#### AIM OF THE TASK:
Using the records below, locate all lines containing "Perturbed" and return them.

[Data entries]
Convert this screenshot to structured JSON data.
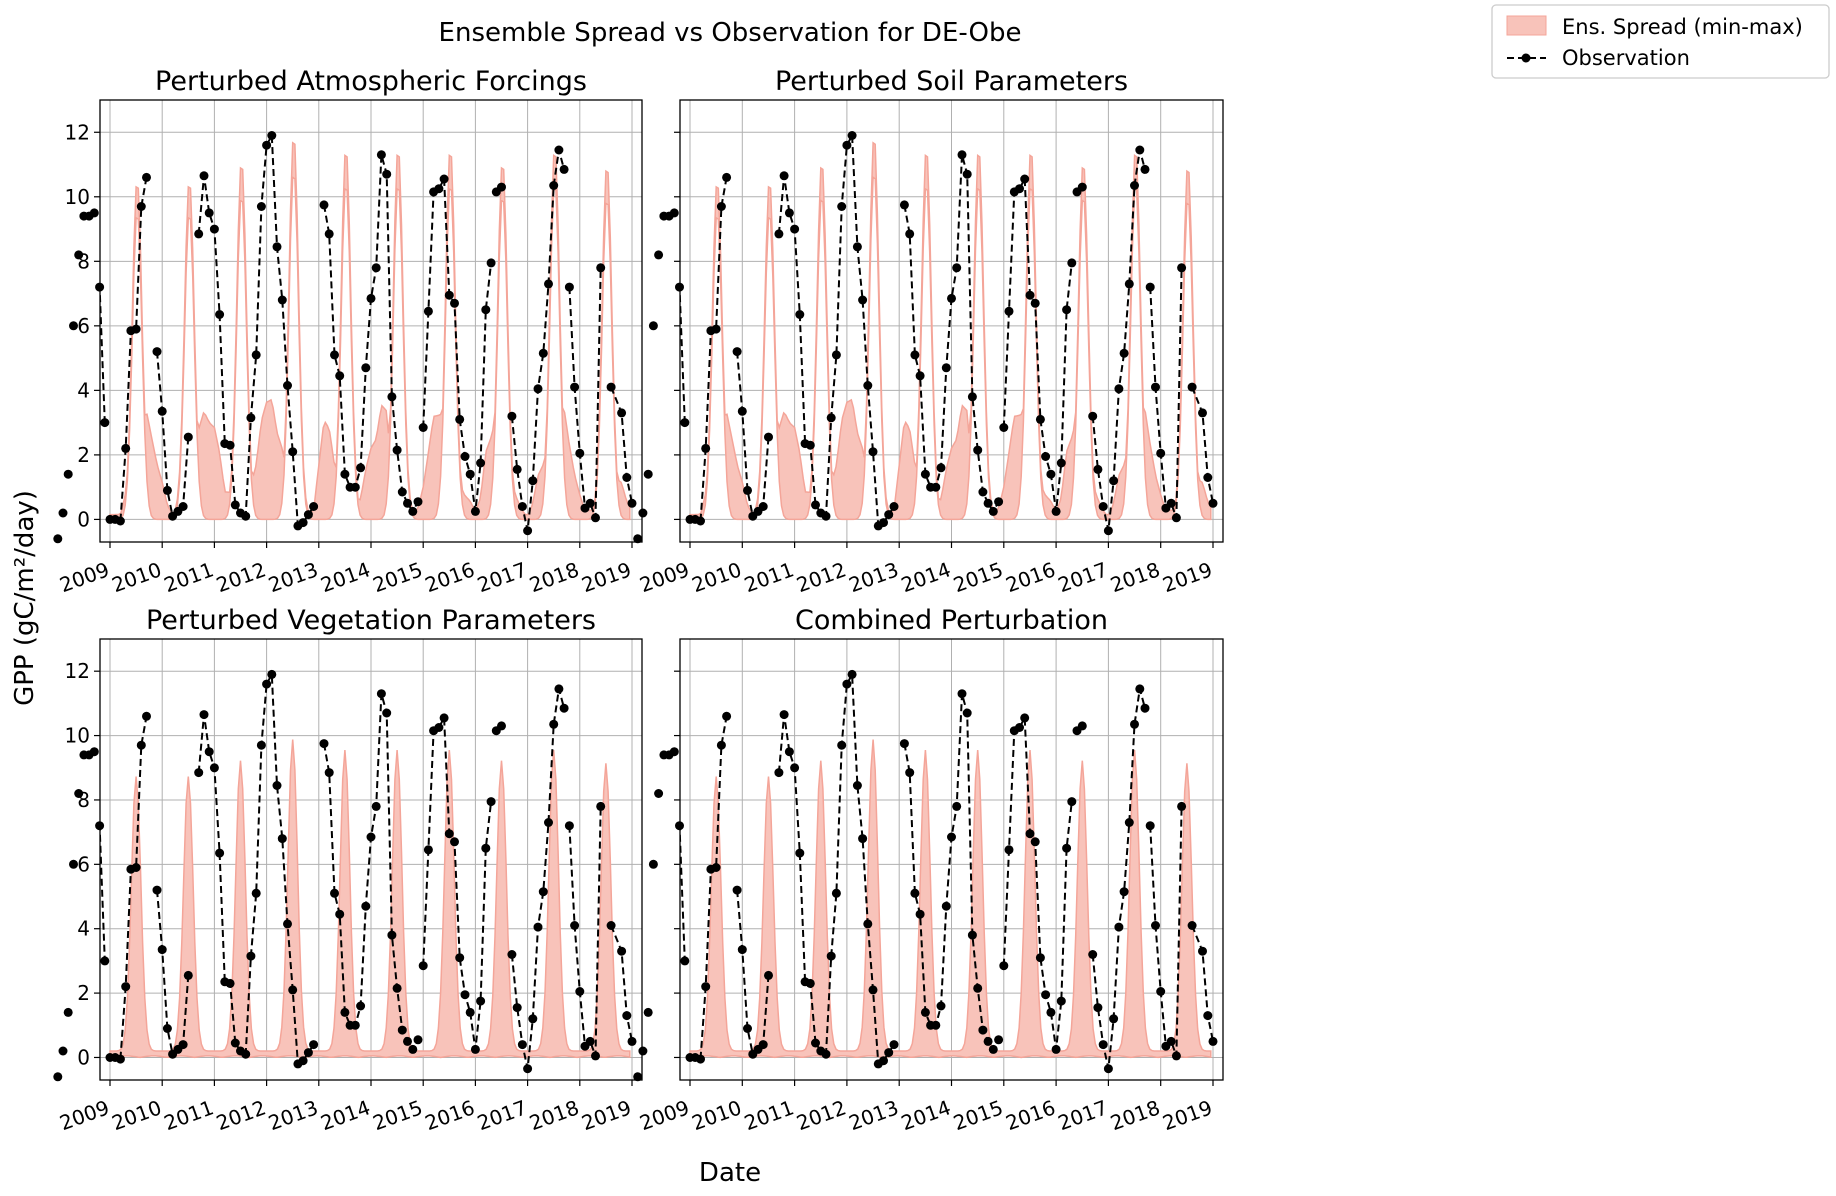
{
  "figure": {
    "title": "Ensemble Spread vs Observation for DE-Obe",
    "xlabel": "Date",
    "ylabel": "GPP (gC/m²/day)",
    "legend": {
      "placement": "upper-right, outside plots",
      "items": [
        {
          "label": "Ens. Spread (min-max)",
          "kind": "fill",
          "color": "#f4a599"
        },
        {
          "label": "Observation",
          "kind": "line-marker",
          "color": "#000000",
          "style": "dashed"
        }
      ]
    },
    "colors": {
      "spread_fill": "#f8c3ba",
      "spread_edge": "#f4a599",
      "observation": "#000000",
      "grid": "#b0b0b0"
    }
  },
  "chart_data": [
    {
      "type": "area",
      "title": "Perturbed Atmospheric Forcings",
      "xlim": [
        2009,
        2019
      ],
      "ylim": [
        -0.7,
        13.0
      ],
      "yticks": [
        0,
        2,
        4,
        6,
        8,
        10,
        12
      ],
      "xticks": [
        "2009",
        "2010",
        "2011",
        "2012",
        "2013",
        "2014",
        "2015",
        "2016",
        "2017",
        "2018",
        "2019"
      ],
      "grid": true,
      "spread_style": "narrow"
    },
    {
      "type": "area",
      "title": "Perturbed Soil Parameters",
      "xlim": [
        2009,
        2019
      ],
      "ylim": [
        -0.7,
        13.0
      ],
      "yticks": [
        0,
        2,
        4,
        6,
        8,
        10,
        12
      ],
      "xticks": [
        "2009",
        "2010",
        "2011",
        "2012",
        "2013",
        "2014",
        "2015",
        "2016",
        "2017",
        "2018",
        "2019"
      ],
      "grid": true,
      "spread_style": "narrow"
    },
    {
      "type": "area",
      "title": "Perturbed Vegetation Parameters",
      "xlim": [
        2009,
        2019
      ],
      "ylim": [
        -0.7,
        13.0
      ],
      "yticks": [
        0,
        2,
        4,
        6,
        8,
        10,
        12
      ],
      "xticks": [
        "2009",
        "2010",
        "2011",
        "2012",
        "2013",
        "2014",
        "2015",
        "2016",
        "2017",
        "2018",
        "2019"
      ],
      "grid": true,
      "spread_style": "wide"
    },
    {
      "type": "area",
      "title": "Combined Perturbation",
      "xlim": [
        2009,
        2019
      ],
      "ylim": [
        -0.7,
        13.0
      ],
      "yticks": [
        0,
        2,
        4,
        6,
        8,
        10,
        12
      ],
      "xticks": [
        "2009",
        "2010",
        "2011",
        "2012",
        "2013",
        "2014",
        "2015",
        "2016",
        "2017",
        "2018",
        "2019"
      ],
      "grid": true,
      "spread_style": "wide"
    }
  ],
  "observation": {
    "segments": [
      [
        [
          2009.0,
          -0.6
        ],
        [
          2009.1,
          0.2
        ],
        [
          2009.2,
          1.4
        ],
        [
          2009.3,
          6.0
        ],
        [
          2009.4,
          8.2
        ],
        [
          2009.5,
          9.4
        ],
        [
          2009.6,
          9.4
        ],
        [
          2009.7,
          9.5
        ],
        [
          2009.8,
          7.2
        ],
        [
          2009.9,
          3.0
        ]
      ],
      [
        [
          2010.0,
          0.0
        ],
        [
          2010.1,
          0.0
        ],
        [
          2010.2,
          -0.05
        ],
        [
          2010.3,
          2.2
        ],
        [
          2010.4,
          5.85
        ],
        [
          2010.5,
          5.9
        ],
        [
          2010.6,
          9.7
        ],
        [
          2010.7,
          10.6
        ]
      ],
      [
        [
          2010.9,
          5.2
        ],
        [
          2011.0,
          3.35
        ],
        [
          2011.1,
          0.9
        ],
        [
          2011.2,
          0.1
        ],
        [
          2011.3,
          0.25
        ],
        [
          2011.4,
          0.4
        ],
        [
          2011.5,
          2.55
        ]
      ],
      [
        [
          2011.7,
          8.85
        ],
        [
          2011.8,
          10.65
        ],
        [
          2011.9,
          9.5
        ],
        [
          2012.0,
          9.0
        ],
        [
          2012.1,
          6.35
        ],
        [
          2012.2,
          2.35
        ],
        [
          2012.3,
          2.3
        ],
        [
          2012.4,
          0.45
        ],
        [
          2012.5,
          0.2
        ],
        [
          2012.6,
          0.1
        ],
        [
          2012.7,
          3.15
        ],
        [
          2012.8,
          5.1
        ],
        [
          2012.9,
          9.7
        ],
        [
          2013.0,
          11.6
        ],
        [
          2013.1,
          11.9
        ],
        [
          2013.2,
          8.45
        ],
        [
          2013.3,
          6.8
        ],
        [
          2013.4,
          4.15
        ],
        [
          2013.5,
          2.1
        ],
        [
          2013.6,
          -0.2
        ],
        [
          2013.7,
          -0.1
        ],
        [
          2013.8,
          0.15
        ],
        [
          2013.9,
          0.4
        ]
      ],
      [
        [
          2014.1,
          9.75
        ],
        [
          2014.2,
          8.85
        ],
        [
          2014.3,
          5.1
        ],
        [
          2014.4,
          4.45
        ],
        [
          2014.5,
          1.4
        ],
        [
          2014.6,
          1.0
        ],
        [
          2014.7,
          1.0
        ],
        [
          2014.8,
          1.6
        ],
        [
          2014.9,
          4.7
        ],
        [
          2015.0,
          6.85
        ],
        [
          2015.1,
          7.8
        ],
        [
          2015.2,
          11.3
        ],
        [
          2015.3,
          10.7
        ],
        [
          2015.4,
          3.8
        ],
        [
          2015.5,
          2.15
        ],
        [
          2015.6,
          0.85
        ],
        [
          2015.7,
          0.5
        ],
        [
          2015.8,
          0.25
        ],
        [
          2015.9,
          0.55
        ]
      ],
      [
        [
          2016.0,
          2.85
        ],
        [
          2016.1,
          6.45
        ],
        [
          2016.2,
          10.15
        ],
        [
          2016.3,
          10.25
        ],
        [
          2016.4,
          10.55
        ],
        [
          2016.5,
          6.95
        ],
        [
          2016.6,
          6.7
        ],
        [
          2016.7,
          3.1
        ],
        [
          2016.8,
          1.95
        ],
        [
          2016.9,
          1.4
        ],
        [
          2017.0,
          0.25
        ],
        [
          2017.1,
          1.75
        ],
        [
          2017.2,
          6.5
        ],
        [
          2017.3,
          7.95
        ]
      ],
      [
        [
          2017.4,
          10.15
        ],
        [
          2017.5,
          10.3
        ]
      ],
      [
        [
          2017.7,
          3.2
        ],
        [
          2017.8,
          1.55
        ],
        [
          2017.9,
          0.4
        ],
        [
          2018.0,
          -0.35
        ],
        [
          2018.1,
          1.2
        ],
        [
          2018.2,
          4.05
        ],
        [
          2018.3,
          5.15
        ],
        [
          2018.4,
          7.3
        ],
        [
          2018.5,
          10.35
        ],
        [
          2018.6,
          11.45
        ],
        [
          2018.7,
          10.85
        ]
      ],
      [
        [
          2018.8,
          7.2
        ],
        [
          2018.9,
          4.1
        ],
        [
          2019.0,
          2.05
        ],
        [
          2019.1,
          0.35
        ],
        [
          2019.2,
          0.5
        ],
        [
          2019.3,
          0.05
        ],
        [
          2019.4,
          7.8
        ]
      ],
      [
        [
          2019.6,
          4.1
        ],
        [
          2019.8,
          3.3
        ],
        [
          2019.9,
          1.3
        ],
        [
          2020.0,
          0.5
        ]
      ]
    ]
  }
}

#### COMPLETED EXERCISE:
      "title": "Perturbed Atmospheric Forcings",
      "title": "Perturbed Soil Parameters",
      "title": "Perturbed Vegetation Parameters",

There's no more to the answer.